====== RECORDS FOR THE EXERCISE
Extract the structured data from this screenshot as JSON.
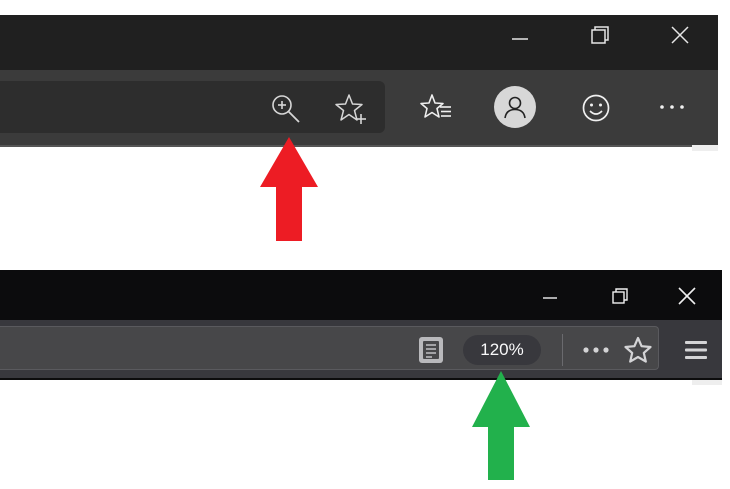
{
  "edge": {
    "window_controls": [
      "minimize",
      "restore",
      "close"
    ],
    "address_icons": [
      "zoom-in-icon",
      "add-to-favorites-icon"
    ],
    "toolbar_icons": [
      "favorites-icon",
      "profile-icon",
      "feedback-icon",
      "more-icon"
    ],
    "colors": {
      "titlebar": "#202020",
      "toolbar": "#3b3b3b",
      "address": "#2d2d2d"
    }
  },
  "firefox": {
    "zoom_level": "120%",
    "page_action_icons": [
      "reader-view-icon",
      "page-actions-icon",
      "bookmark-star-icon"
    ],
    "menu_icon": "hamburger-menu-icon",
    "window_controls": [
      "minimize",
      "restore",
      "close"
    ],
    "colors": {
      "titlebar": "#0c0c0d",
      "toolbar": "#38383d",
      "urlbar": "#474749"
    }
  },
  "annotations": {
    "red_arrow_color": "#ed1c24",
    "green_arrow_color": "#22b14c"
  }
}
============
- **AIM OF THE TASK**: Leave out the pictures and copy every record above exactly.

- **COMPLETE RESPONSE**:
Extract the structured data from this screenshot as JSON.
{
  "edge": {
    "window_controls": [
      "minimize",
      "restore",
      "close"
    ],
    "address_icons": [
      "zoom-in-icon",
      "add-to-favorites-icon"
    ],
    "toolbar_icons": [
      "favorites-icon",
      "profile-icon",
      "feedback-icon",
      "more-icon"
    ],
    "colors": {
      "titlebar": "#202020",
      "toolbar": "#3b3b3b",
      "address": "#2d2d2d"
    }
  },
  "firefox": {
    "zoom_level": "120%",
    "page_action_icons": [
      "reader-view-icon",
      "page-actions-icon",
      "bookmark-star-icon"
    ],
    "menu_icon": "hamburger-menu-icon",
    "window_controls": [
      "minimize",
      "restore",
      "close"
    ],
    "colors": {
      "titlebar": "#0c0c0d",
      "toolbar": "#38383d",
      "urlbar": "#474749"
    }
  },
  "annotations": {
    "red_arrow_color": "#ed1c24",
    "green_arrow_color": "#22b14c"
  }
}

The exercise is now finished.